Extracted data entries
## BEGIN

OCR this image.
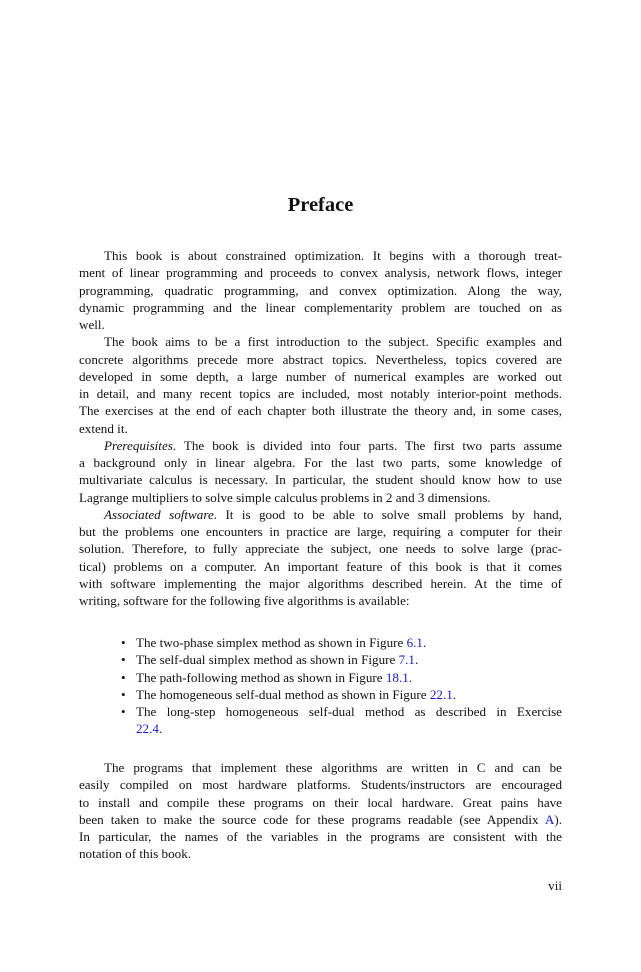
Preface
This book is about constrained optimization. It begins with a thorough treat-
ment of linear programming and proceeds to convex analysis, network flows, integer
programming, quadratic programming, and convex optimization. Along the way,
dynamic programming and the linear complementarity problem are touched on as
well.
The book aims to be a first introduction to the subject. Specific examples and
concrete algorithms precede more abstract topics. Nevertheless, topics covered are
developed in some depth, a large number of numerical examples are worked out
in detail, and many recent topics are included, most notably interior-point methods.
The exercises at the end of each chapter both illustrate the theory and, in some cases,
extend it.
Prerequisites. The book is divided into four parts. The first two parts assume
a background only in linear algebra. For the last two parts, some knowledge of
multivariate calculus is necessary. In particular, the student should know how to use
Lagrange multipliers to solve simple calculus problems in 2 and 3 dimensions.
Associated software. It is good to be able to solve small problems by hand,
but the problems one encounters in practice are large, requiring a computer for their
solution. Therefore, to fully appreciate the subject, one needs to solve large (prac-
tical) problems on a computer. An important feature of this book is that it comes
with software implementing the major algorithms described herein. At the time of
writing, software for the following five algorithms is available:
• The two-phase simplex method as shown in Figure 6.1.
• The self-dual simplex method as shown in Figure 7.1.
• The path-following method as shown in Figure 18.1.
• The homogeneous self-dual method as shown in Figure 22.1.
• The long-step homogeneous self-dual method as described in Exercise
22.4.
The programs that implement these algorithms are written in C and can be
easily compiled on most hardware platforms. Students/instructors are encouraged
to install and compile these programs on their local hardware. Great pains have
been taken to make the source code for these programs readable (see Appendix A).
In particular, the names of the variables in the programs are consistent with the
notation of this book.
vii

## END

Given request:
Every line holding "examples" should be copied out.

Exercise solution:
The book aims to be a first introduction to the subject. Specific examples and
developed in some depth, a large number of numerical examples are worked out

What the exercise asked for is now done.